start SUPPLIED MATERIAL
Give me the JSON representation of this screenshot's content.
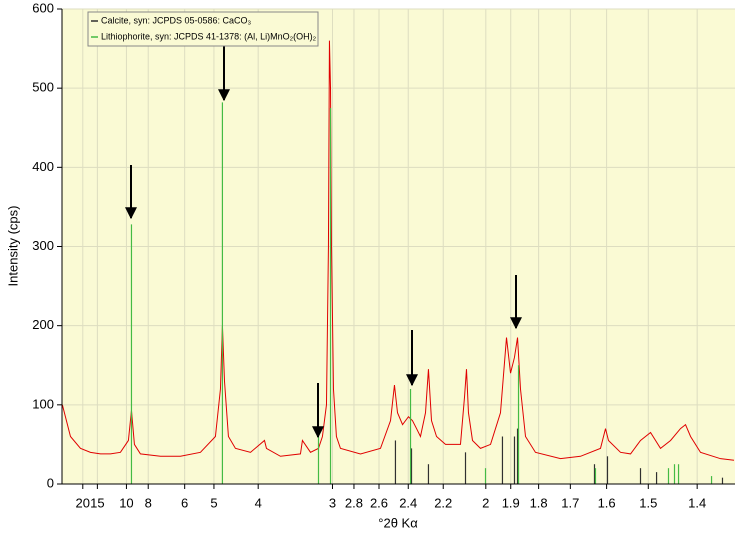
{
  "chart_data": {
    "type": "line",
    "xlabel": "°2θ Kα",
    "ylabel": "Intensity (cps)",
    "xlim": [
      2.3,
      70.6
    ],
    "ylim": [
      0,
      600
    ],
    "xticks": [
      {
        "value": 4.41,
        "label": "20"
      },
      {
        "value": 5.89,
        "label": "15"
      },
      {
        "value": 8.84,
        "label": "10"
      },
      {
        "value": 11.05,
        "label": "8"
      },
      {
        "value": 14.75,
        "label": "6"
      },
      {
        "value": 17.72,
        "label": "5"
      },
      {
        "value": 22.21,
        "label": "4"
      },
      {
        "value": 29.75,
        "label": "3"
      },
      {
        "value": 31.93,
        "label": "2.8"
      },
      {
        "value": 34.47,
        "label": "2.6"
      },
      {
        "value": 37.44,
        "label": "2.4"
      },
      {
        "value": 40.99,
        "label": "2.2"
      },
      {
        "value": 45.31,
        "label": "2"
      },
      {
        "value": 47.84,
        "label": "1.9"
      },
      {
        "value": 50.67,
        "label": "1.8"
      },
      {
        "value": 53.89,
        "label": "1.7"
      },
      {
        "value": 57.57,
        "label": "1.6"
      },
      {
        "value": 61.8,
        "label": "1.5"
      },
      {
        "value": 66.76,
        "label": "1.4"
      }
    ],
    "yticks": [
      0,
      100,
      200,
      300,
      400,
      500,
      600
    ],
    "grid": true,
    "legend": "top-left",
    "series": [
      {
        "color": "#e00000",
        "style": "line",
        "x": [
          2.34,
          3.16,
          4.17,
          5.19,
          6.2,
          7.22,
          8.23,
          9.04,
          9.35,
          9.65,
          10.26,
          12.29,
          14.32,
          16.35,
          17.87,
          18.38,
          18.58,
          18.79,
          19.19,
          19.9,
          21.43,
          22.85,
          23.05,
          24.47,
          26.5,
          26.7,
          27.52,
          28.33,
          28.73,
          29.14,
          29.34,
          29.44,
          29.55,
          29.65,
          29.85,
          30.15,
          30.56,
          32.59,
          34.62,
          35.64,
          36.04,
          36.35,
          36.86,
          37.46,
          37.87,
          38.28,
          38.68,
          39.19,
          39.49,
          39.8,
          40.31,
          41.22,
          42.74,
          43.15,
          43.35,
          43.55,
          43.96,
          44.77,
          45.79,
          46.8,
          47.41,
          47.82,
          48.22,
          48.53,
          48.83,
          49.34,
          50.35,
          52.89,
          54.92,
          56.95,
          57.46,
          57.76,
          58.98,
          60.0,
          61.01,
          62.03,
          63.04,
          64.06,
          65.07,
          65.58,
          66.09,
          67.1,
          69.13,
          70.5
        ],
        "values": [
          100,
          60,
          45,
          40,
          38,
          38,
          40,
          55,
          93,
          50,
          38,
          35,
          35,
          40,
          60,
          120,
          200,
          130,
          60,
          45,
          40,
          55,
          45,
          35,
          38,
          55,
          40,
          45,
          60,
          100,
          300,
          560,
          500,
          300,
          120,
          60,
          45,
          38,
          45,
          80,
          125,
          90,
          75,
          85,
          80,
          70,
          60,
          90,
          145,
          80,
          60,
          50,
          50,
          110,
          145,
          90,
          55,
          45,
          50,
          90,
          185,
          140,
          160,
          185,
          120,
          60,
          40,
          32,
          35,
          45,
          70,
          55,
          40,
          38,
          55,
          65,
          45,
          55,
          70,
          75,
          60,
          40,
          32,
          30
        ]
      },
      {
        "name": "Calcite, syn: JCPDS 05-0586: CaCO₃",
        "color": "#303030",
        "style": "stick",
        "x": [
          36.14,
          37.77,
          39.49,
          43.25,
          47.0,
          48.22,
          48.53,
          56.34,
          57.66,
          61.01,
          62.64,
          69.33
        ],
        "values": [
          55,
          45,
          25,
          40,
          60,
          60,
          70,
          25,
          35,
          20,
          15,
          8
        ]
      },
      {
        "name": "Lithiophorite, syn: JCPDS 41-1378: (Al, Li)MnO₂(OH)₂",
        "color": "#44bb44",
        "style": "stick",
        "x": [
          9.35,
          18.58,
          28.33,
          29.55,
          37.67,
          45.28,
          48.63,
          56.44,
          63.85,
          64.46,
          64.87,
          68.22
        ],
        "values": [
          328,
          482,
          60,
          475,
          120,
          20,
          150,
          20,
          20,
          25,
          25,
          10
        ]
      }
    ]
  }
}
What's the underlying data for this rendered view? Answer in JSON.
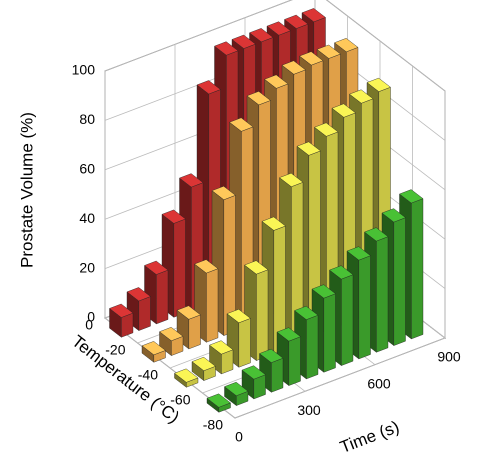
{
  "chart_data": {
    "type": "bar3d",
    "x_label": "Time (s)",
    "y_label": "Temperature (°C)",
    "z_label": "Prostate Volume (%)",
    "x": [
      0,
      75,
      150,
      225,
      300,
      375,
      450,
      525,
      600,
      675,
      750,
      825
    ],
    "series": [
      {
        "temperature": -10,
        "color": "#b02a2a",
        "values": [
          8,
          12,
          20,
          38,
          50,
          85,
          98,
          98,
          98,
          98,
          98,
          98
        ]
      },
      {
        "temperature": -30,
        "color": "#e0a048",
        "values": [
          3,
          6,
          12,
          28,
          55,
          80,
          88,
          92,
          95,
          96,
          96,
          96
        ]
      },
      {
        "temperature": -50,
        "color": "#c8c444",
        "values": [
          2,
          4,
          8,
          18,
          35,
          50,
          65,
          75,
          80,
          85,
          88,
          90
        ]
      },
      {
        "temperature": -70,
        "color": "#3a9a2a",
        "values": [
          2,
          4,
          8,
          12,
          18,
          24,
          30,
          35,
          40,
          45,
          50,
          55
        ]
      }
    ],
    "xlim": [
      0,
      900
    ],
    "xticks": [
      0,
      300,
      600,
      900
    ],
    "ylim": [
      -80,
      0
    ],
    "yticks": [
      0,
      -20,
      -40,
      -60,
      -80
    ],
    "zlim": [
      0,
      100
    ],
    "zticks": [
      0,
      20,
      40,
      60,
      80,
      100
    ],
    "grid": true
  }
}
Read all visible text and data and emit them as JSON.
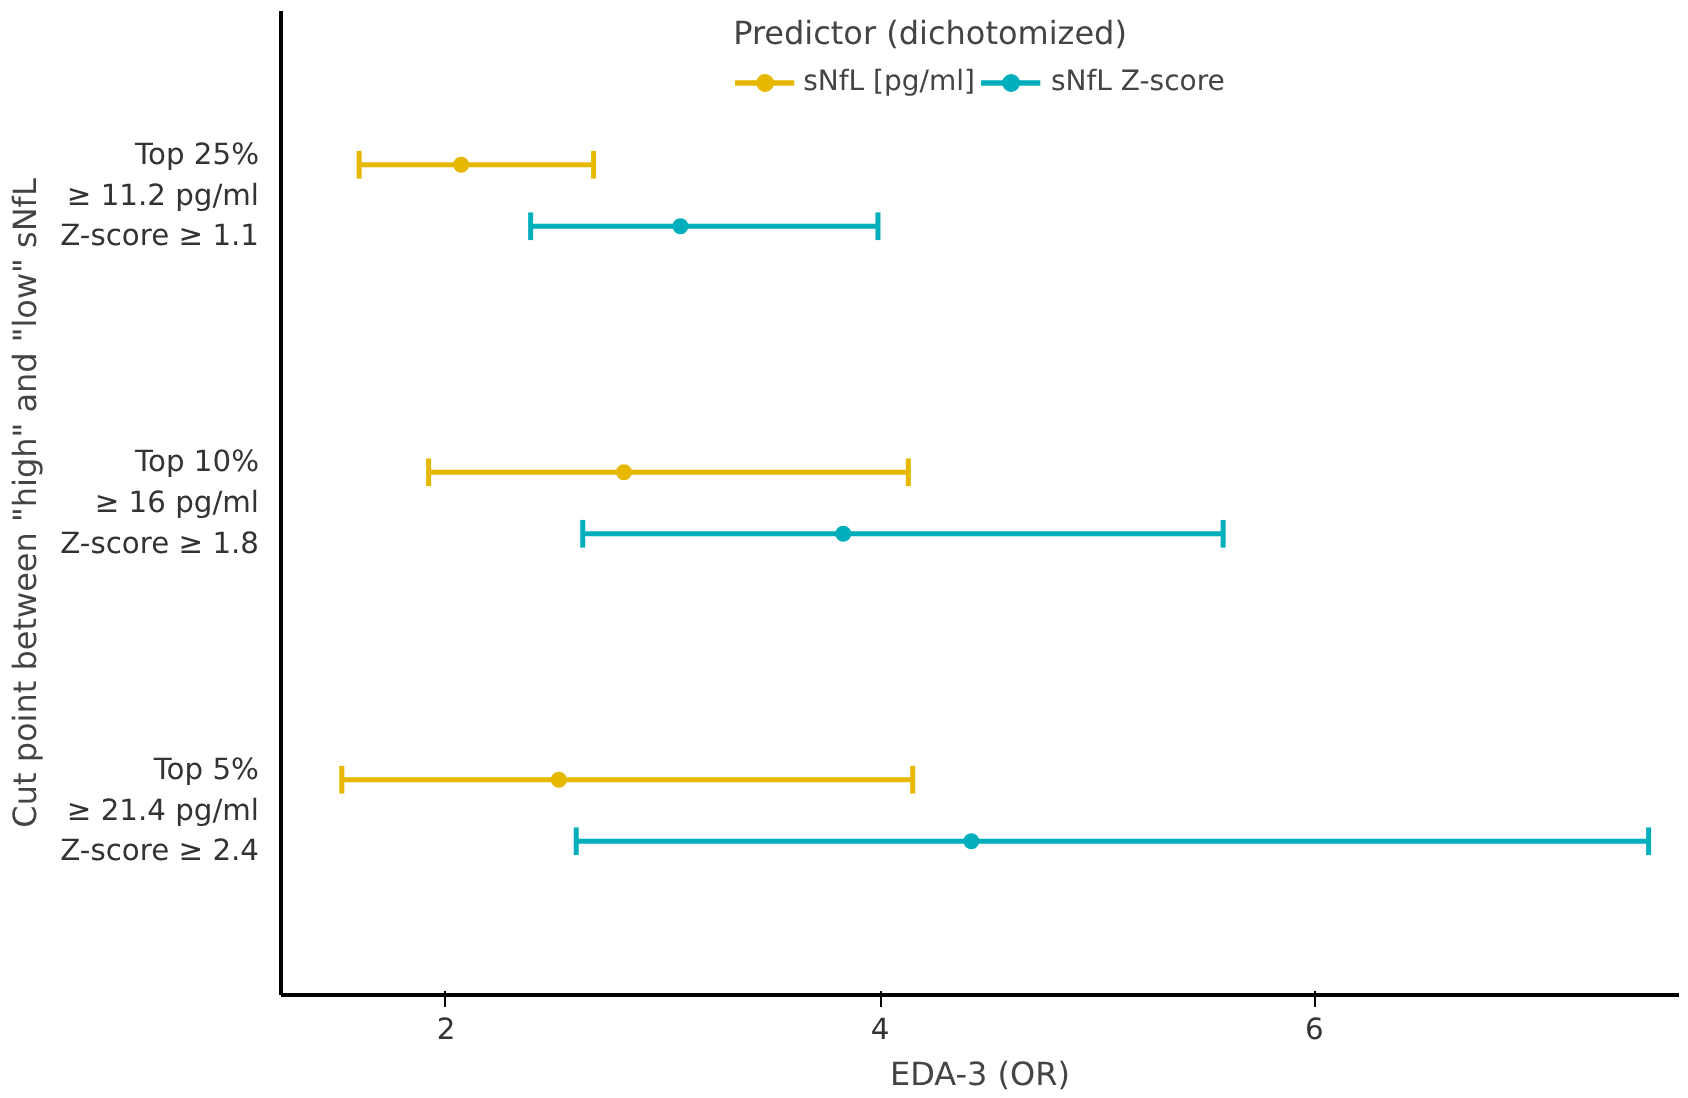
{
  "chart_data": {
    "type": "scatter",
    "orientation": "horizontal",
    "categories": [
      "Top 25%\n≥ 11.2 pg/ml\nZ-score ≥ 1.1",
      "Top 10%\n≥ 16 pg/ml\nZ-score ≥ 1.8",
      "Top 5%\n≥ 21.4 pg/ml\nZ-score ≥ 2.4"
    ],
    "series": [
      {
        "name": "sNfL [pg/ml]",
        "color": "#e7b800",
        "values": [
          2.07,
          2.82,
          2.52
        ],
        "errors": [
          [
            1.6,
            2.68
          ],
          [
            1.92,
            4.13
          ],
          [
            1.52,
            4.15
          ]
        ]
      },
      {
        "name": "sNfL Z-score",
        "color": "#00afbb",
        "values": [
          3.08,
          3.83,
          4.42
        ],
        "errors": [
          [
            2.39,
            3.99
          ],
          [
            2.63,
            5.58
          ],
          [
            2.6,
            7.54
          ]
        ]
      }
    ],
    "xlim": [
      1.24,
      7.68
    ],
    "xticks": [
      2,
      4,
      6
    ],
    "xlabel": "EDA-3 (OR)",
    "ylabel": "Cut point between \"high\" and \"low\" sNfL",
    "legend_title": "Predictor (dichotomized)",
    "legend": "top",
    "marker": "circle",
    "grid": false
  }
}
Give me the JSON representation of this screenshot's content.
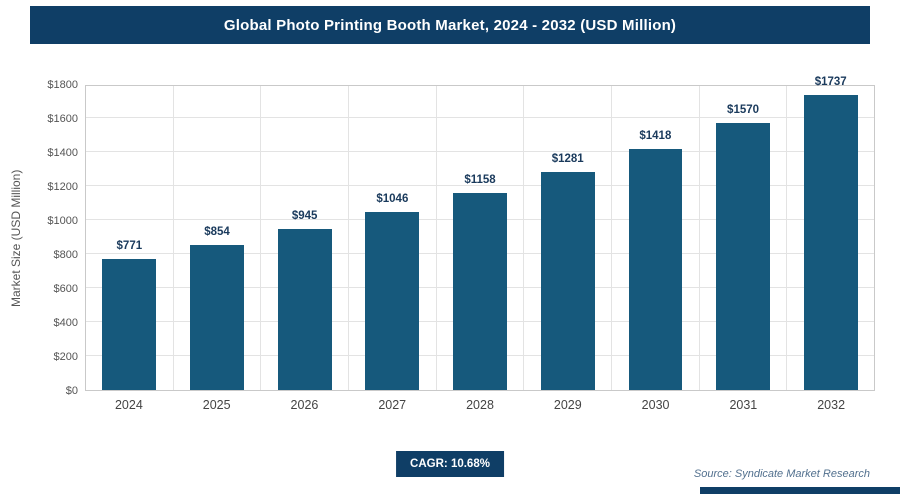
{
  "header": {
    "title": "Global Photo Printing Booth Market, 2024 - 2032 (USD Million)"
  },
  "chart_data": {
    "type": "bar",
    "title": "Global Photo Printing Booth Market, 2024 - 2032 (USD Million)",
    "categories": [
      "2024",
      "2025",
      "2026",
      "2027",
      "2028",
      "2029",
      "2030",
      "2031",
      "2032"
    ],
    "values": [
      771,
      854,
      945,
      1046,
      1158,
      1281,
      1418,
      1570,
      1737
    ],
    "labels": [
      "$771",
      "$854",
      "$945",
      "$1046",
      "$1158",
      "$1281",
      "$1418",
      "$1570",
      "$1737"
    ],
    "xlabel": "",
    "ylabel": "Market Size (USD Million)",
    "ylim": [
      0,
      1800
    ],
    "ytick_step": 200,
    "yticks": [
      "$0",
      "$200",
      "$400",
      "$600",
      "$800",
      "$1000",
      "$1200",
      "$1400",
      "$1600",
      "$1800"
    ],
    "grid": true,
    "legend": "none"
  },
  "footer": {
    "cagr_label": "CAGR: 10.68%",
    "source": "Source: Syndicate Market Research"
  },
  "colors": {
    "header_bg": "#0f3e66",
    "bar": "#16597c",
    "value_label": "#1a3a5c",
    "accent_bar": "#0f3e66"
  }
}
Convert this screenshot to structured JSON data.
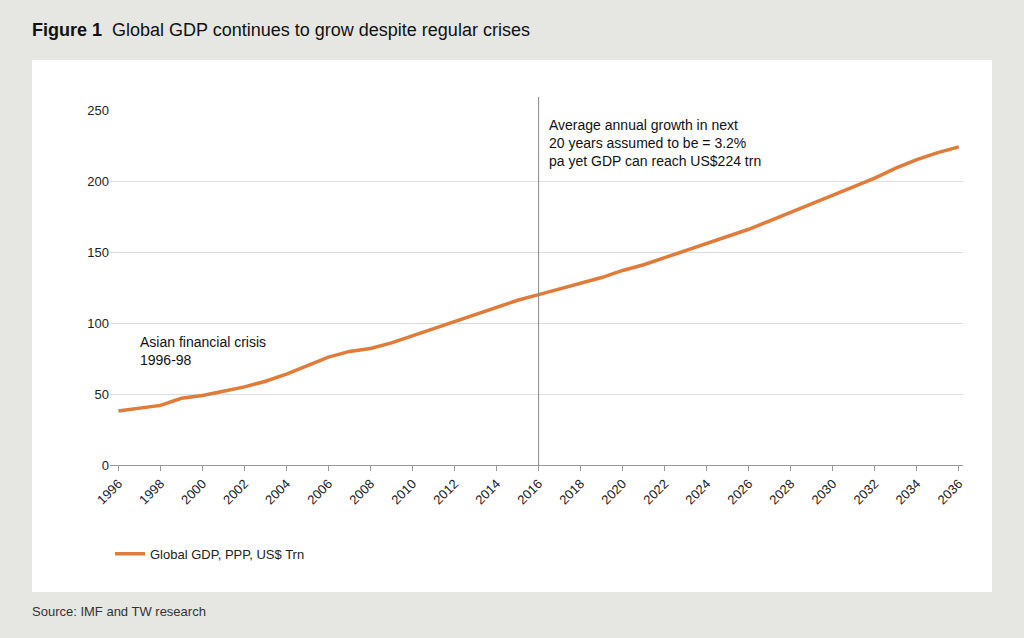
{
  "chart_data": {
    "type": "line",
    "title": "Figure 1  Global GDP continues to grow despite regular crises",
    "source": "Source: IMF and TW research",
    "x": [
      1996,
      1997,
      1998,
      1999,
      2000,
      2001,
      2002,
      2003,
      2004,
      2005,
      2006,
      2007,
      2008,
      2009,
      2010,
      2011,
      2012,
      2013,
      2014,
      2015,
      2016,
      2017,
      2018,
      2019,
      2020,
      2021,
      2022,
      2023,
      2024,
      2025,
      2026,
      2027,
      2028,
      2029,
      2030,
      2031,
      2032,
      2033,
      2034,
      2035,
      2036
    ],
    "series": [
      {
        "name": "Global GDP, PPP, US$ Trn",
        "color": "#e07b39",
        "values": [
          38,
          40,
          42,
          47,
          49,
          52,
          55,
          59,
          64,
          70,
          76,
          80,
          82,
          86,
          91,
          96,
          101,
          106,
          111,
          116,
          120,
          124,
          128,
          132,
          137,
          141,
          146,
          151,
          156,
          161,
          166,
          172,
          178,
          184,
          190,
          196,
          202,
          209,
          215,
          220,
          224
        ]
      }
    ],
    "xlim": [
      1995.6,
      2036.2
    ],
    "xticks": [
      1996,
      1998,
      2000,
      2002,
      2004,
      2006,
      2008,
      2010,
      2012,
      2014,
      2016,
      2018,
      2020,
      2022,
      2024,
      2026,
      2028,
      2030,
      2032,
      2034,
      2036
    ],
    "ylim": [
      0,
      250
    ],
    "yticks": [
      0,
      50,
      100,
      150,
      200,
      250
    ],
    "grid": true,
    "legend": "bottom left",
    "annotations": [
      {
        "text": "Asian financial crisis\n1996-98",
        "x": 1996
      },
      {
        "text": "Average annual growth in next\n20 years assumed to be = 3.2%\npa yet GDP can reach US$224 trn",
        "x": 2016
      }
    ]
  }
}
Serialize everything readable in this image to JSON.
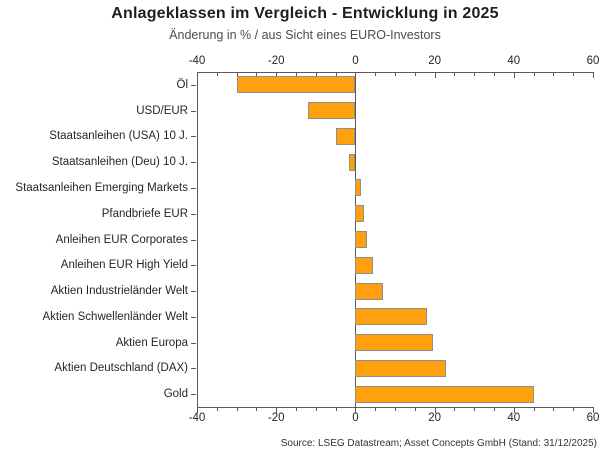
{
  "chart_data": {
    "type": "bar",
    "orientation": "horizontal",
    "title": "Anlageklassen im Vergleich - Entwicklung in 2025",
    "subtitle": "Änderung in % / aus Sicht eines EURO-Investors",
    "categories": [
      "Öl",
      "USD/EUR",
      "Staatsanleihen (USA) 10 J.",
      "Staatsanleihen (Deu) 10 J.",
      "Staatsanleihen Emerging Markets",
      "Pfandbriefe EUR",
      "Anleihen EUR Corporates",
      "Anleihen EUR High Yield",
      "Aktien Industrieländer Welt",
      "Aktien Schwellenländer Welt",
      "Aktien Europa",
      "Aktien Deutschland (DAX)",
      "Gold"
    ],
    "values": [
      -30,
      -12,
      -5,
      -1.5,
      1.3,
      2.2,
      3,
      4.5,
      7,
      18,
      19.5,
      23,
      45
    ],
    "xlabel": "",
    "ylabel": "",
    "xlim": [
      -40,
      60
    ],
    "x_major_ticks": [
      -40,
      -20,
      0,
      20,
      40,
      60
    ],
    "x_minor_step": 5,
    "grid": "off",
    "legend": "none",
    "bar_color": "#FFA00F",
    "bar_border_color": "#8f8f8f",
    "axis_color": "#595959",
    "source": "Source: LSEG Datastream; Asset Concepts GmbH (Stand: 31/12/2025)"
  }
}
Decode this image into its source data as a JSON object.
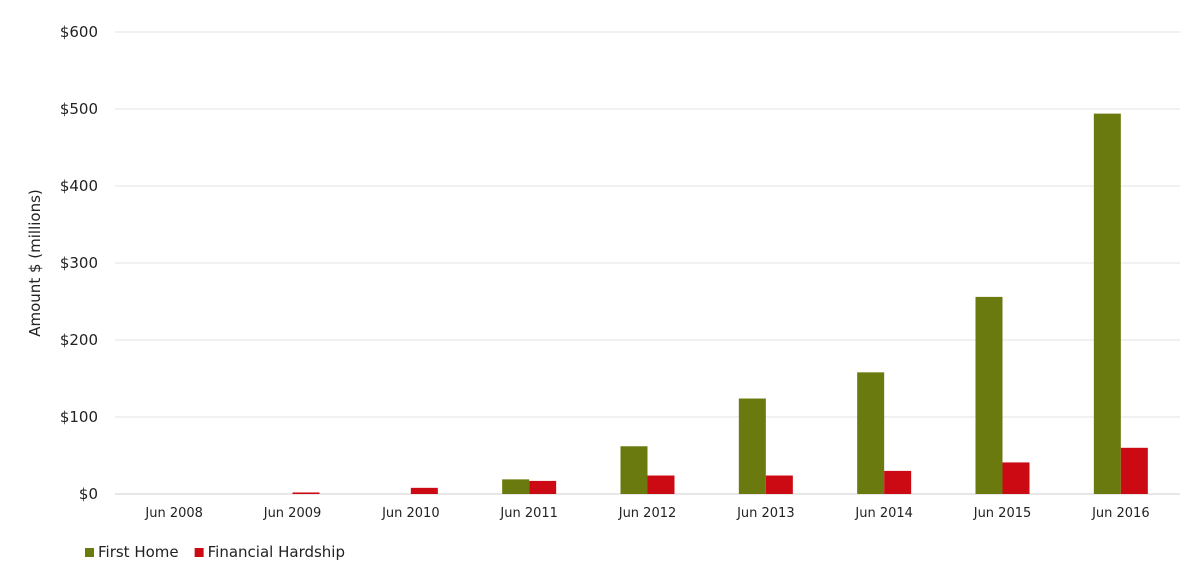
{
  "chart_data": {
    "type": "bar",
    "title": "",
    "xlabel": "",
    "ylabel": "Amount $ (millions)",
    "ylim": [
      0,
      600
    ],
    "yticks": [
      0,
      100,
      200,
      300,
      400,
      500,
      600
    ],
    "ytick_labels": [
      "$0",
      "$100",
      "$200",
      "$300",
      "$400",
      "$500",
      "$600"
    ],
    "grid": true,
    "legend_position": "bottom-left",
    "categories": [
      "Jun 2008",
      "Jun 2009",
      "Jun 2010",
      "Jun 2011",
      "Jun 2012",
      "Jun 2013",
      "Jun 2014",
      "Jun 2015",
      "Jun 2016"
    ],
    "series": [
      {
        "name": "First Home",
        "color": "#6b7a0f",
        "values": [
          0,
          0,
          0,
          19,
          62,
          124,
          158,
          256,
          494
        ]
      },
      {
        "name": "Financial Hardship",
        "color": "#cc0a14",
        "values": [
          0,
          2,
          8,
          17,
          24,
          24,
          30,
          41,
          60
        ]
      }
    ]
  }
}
end SUPPLIED MATERIAL
Write only the number of lines that include "Printing".

SOLUTION TO THIS PROBLEM:
2